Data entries
■ ■ ■ ■ ■ ■ ■

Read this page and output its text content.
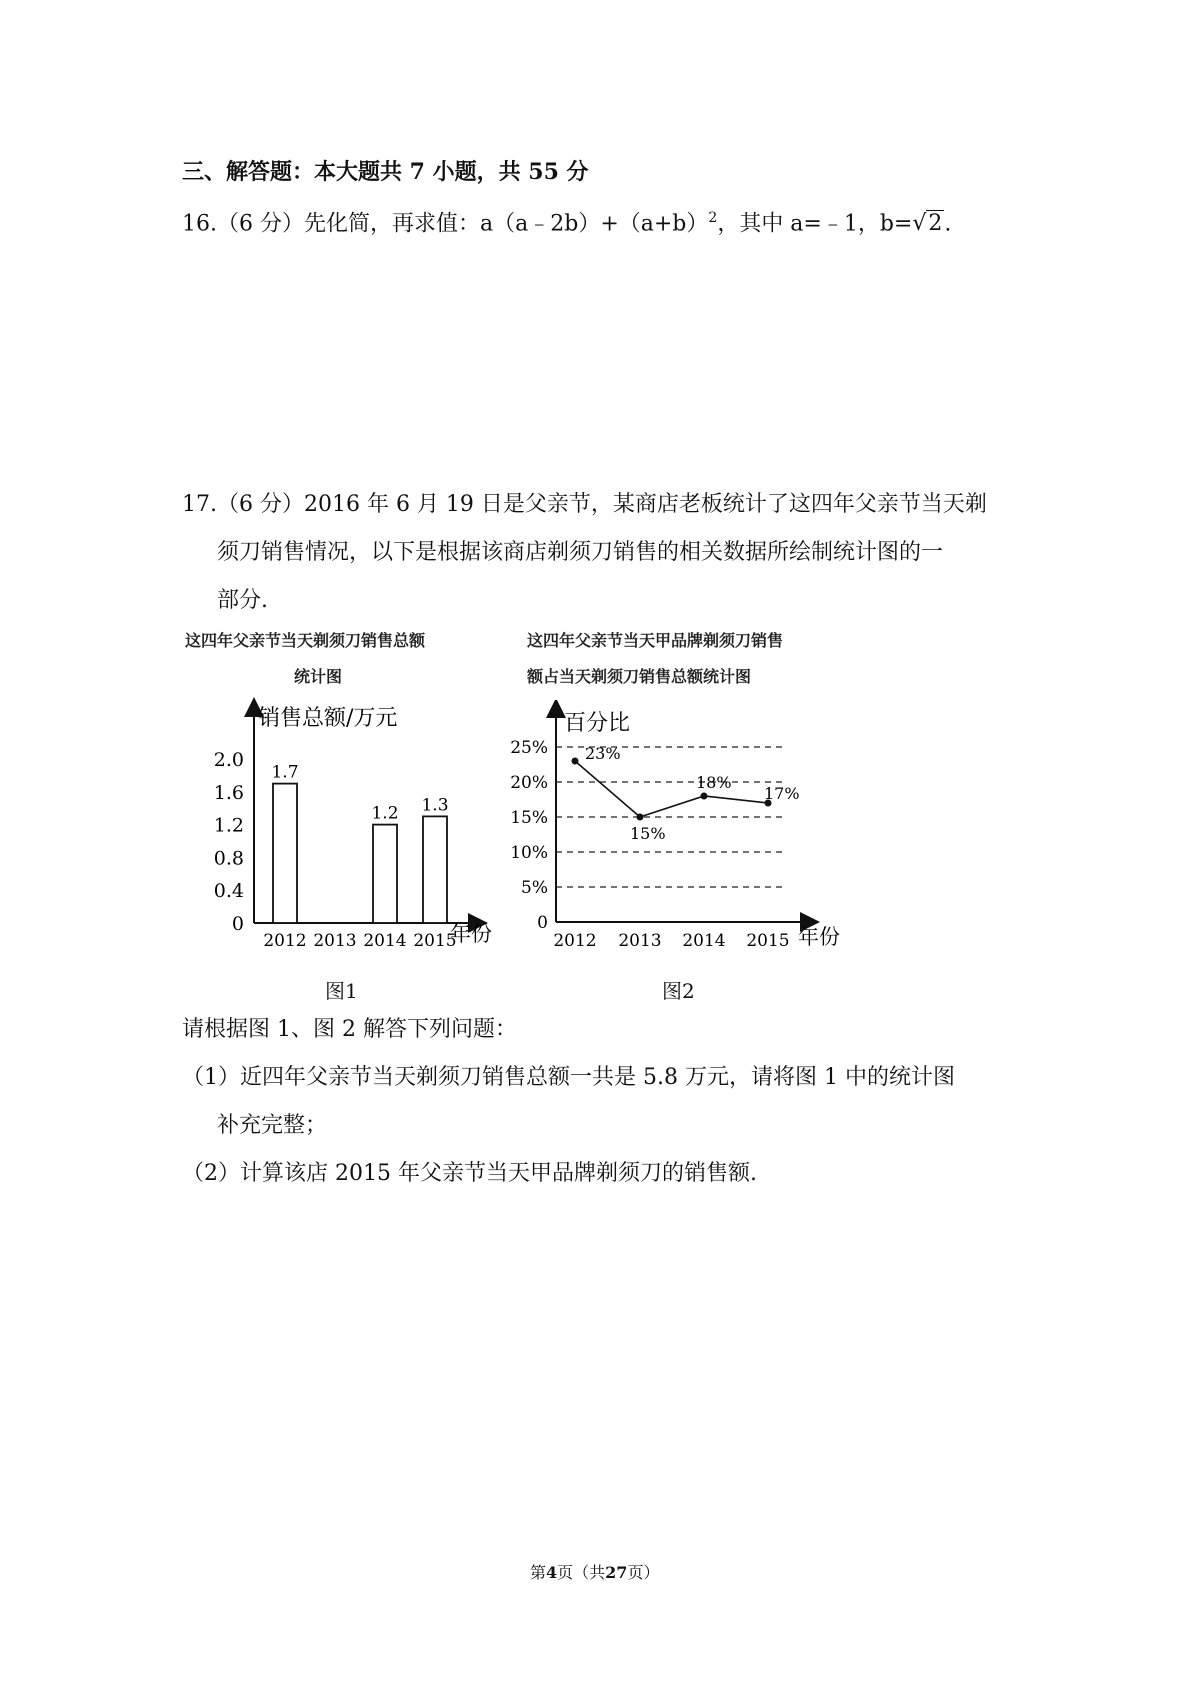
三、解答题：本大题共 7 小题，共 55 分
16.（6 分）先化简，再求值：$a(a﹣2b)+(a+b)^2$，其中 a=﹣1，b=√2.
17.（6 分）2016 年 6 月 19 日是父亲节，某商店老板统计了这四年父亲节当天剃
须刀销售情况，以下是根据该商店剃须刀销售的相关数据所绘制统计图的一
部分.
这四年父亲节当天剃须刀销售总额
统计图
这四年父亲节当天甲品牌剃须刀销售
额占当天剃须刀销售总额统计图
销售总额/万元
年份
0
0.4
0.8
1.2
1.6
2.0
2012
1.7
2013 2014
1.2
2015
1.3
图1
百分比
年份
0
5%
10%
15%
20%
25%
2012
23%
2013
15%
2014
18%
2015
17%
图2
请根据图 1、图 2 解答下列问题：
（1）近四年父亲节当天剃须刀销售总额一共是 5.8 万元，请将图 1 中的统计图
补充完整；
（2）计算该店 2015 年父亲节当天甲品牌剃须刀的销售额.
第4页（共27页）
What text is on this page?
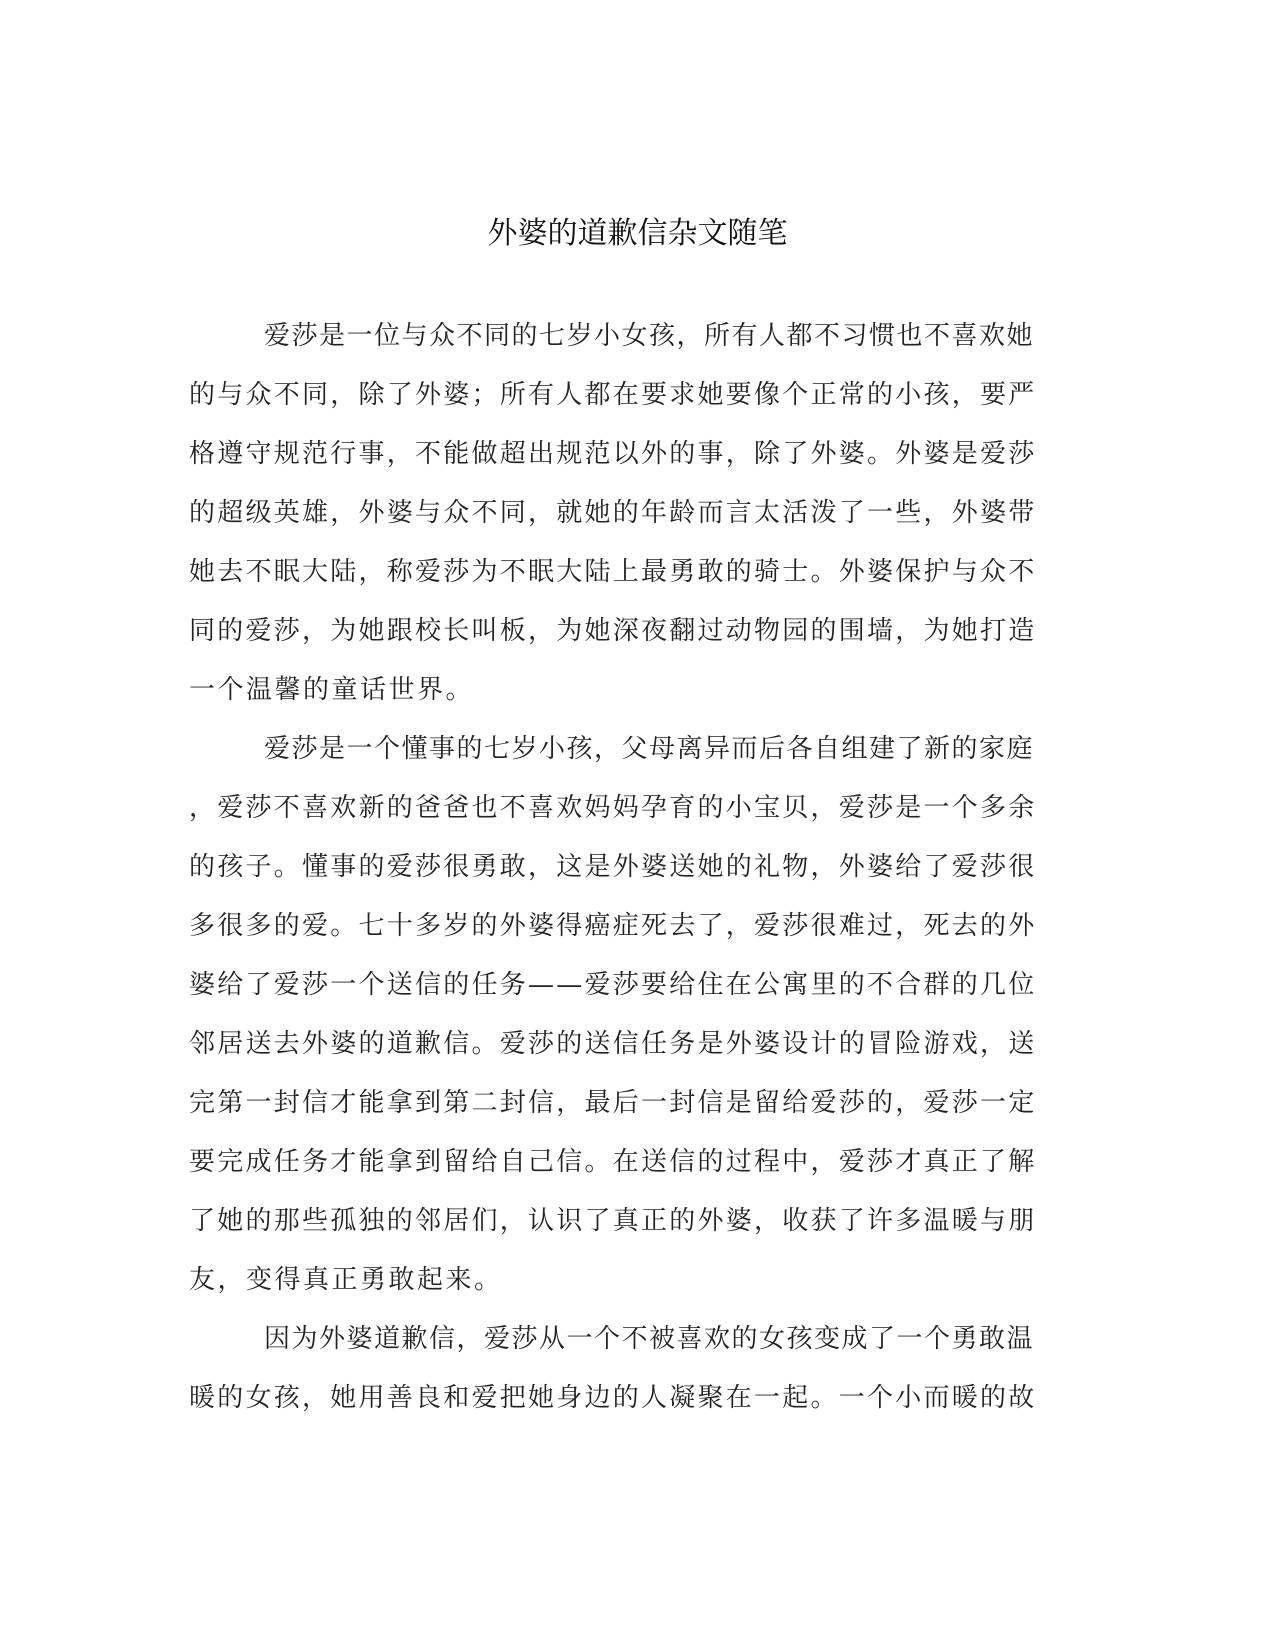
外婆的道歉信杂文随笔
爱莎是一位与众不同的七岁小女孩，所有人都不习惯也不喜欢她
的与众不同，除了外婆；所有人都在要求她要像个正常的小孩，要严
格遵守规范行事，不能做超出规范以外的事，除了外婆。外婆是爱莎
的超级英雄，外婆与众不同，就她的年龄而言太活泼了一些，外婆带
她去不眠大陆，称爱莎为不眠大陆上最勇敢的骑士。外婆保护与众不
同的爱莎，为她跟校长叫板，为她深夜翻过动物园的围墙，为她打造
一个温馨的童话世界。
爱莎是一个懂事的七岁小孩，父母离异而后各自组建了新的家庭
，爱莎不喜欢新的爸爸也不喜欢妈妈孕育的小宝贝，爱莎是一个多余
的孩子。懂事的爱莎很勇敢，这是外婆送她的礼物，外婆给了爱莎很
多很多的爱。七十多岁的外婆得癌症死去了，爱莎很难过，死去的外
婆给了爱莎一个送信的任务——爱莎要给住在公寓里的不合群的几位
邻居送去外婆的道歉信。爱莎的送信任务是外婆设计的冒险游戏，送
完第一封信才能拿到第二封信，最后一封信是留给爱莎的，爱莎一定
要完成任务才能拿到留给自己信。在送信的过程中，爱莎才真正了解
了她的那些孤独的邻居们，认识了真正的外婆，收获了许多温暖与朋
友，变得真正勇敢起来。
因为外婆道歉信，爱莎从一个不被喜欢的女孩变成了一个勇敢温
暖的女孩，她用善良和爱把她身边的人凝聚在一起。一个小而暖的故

■ ■ ■ ■ ■ ■ ■

__SET TASK__. Return each line from the material above exactly, but not the pictures.

__SOLUTION FOR THIS PROBLEM__.
Read this page and output its text content.
三、解答题：本大题共 7 小题，共 55 分
16.（6 分）先化简，再求值：$a(a﹣2b)+(a+b)^2$，其中 a=﹣1，b=√2.
17.（6 分）2016 年 6 月 19 日是父亲节，某商店老板统计了这四年父亲节当天剃
须刀销售情况，以下是根据该商店剃须刀销售的相关数据所绘制统计图的一
部分.
这四年父亲节当天剃须刀销售总额
统计图
这四年父亲节当天甲品牌剃须刀销售
额占当天剃须刀销售总额统计图
销售总额/万元
年份
0
0.4
0.8
1.2
1.6
2.0
2012
1.7
2013 2014
1.2
2015
1.3
图1
百分比
年份
0
5%
10%
15%
20%
25%
2012
23%
2013
15%
2014
18%
2015
17%
图2
请根据图 1、图 2 解答下列问题：
（1）近四年父亲节当天剃须刀销售总额一共是 5.8 万元，请将图 1 中的统计图
补充完整；
（2）计算该店 2015 年父亲节当天甲品牌剃须刀的销售额.
第4页（共27页）
What text is on this page?
外婆的道歉信杂文随笔
爱莎是一位与众不同的七岁小女孩，所有人都不习惯也不喜欢她
的与众不同，除了外婆；所有人都在要求她要像个正常的小孩，要严
格遵守规范行事，不能做超出规范以外的事，除了外婆。外婆是爱莎
的超级英雄，外婆与众不同，就她的年龄而言太活泼了一些，外婆带
她去不眠大陆，称爱莎为不眠大陆上最勇敢的骑士。外婆保护与众不
同的爱莎，为她跟校长叫板，为她深夜翻过动物园的围墙，为她打造
一个温馨的童话世界。
爱莎是一个懂事的七岁小孩，父母离异而后各自组建了新的家庭
，爱莎不喜欢新的爸爸也不喜欢妈妈孕育的小宝贝，爱莎是一个多余
的孩子。懂事的爱莎很勇敢，这是外婆送她的礼物，外婆给了爱莎很
多很多的爱。七十多岁的外婆得癌症死去了，爱莎很难过，死去的外
婆给了爱莎一个送信的任务——爱莎要给住在公寓里的不合群的几位
邻居送去外婆的道歉信。爱莎的送信任务是外婆设计的冒险游戏，送
完第一封信才能拿到第二封信，最后一封信是留给爱莎的，爱莎一定
要完成任务才能拿到留给自己信。在送信的过程中，爱莎才真正了解
了她的那些孤独的邻居们，认识了真正的外婆，收获了许多温暖与朋
友，变得真正勇敢起来。
因为外婆道歉信，爱莎从一个不被喜欢的女孩变成了一个勇敢温
暖的女孩，她用善良和爱把她身边的人凝聚在一起。一个小而暖的故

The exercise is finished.